* [Exercise brief] Gather all lines in the entries that include the word "value".

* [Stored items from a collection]
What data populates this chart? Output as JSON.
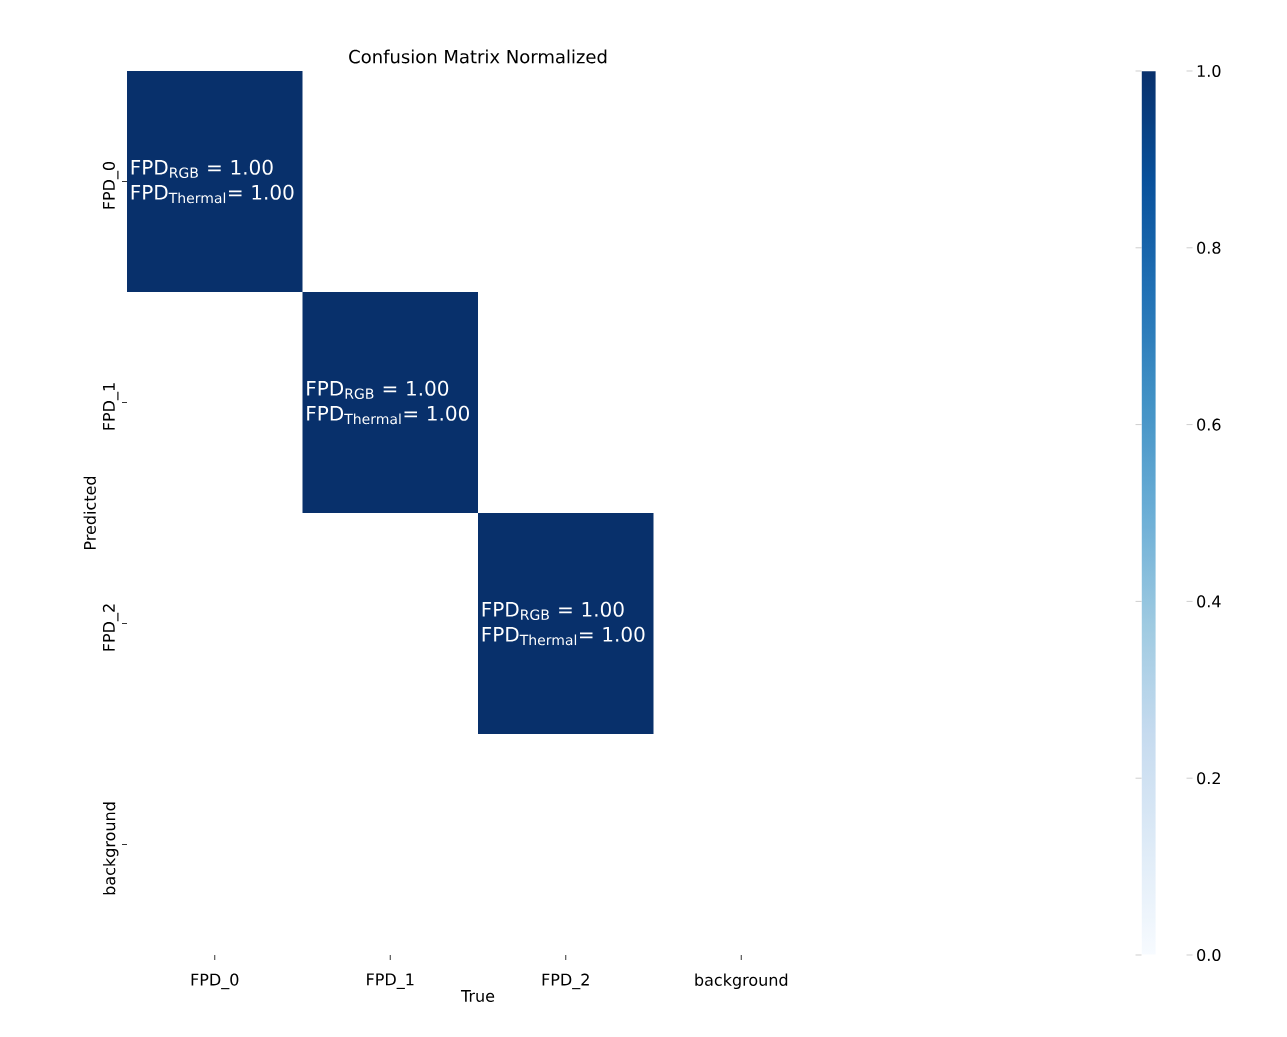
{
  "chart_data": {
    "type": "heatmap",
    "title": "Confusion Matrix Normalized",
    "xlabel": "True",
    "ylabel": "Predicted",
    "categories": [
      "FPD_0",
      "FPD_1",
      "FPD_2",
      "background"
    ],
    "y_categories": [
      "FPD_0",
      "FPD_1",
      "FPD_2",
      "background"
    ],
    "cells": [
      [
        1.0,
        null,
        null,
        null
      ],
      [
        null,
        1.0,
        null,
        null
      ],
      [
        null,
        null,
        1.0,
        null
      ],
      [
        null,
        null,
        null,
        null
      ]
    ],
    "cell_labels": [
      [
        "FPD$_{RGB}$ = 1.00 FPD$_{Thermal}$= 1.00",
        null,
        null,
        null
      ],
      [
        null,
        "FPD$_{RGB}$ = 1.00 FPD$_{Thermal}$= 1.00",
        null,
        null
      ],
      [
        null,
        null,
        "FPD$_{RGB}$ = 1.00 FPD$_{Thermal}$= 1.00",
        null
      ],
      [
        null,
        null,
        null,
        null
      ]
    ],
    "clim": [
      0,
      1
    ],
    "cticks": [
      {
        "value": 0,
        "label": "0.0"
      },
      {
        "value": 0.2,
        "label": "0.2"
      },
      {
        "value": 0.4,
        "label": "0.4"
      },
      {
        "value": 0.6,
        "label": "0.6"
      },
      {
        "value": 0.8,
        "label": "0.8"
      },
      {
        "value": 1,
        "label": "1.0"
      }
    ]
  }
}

* [Result below]
        "value": 0,
        "value": 0.2,
        "value": 0.4,
        "value": 0.6,
        "value": 0.8,
        "value": 1,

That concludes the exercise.